## start GIVEN DATA

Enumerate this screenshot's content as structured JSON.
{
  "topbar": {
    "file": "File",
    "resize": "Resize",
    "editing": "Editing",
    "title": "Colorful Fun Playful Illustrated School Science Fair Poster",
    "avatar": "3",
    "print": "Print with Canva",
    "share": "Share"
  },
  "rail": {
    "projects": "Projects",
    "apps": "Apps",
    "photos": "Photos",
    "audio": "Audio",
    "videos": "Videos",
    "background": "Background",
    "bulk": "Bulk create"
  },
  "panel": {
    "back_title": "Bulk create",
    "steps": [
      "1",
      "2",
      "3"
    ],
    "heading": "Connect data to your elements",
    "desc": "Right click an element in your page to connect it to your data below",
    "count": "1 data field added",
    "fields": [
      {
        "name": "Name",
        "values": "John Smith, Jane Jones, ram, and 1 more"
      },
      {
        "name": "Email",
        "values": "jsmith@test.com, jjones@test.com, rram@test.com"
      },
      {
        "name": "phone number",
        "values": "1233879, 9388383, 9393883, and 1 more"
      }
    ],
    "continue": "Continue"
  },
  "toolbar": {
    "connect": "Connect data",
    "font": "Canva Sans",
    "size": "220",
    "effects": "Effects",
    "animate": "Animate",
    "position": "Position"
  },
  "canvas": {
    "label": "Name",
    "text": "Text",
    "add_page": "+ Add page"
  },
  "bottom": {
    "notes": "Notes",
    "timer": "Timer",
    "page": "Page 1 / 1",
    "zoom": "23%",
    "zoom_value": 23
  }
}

## end GIVEN DATA

Report all lines of the data that include the word "Bulk".

    "bulk": "Bulk create"
    "back_title": "Bulk create",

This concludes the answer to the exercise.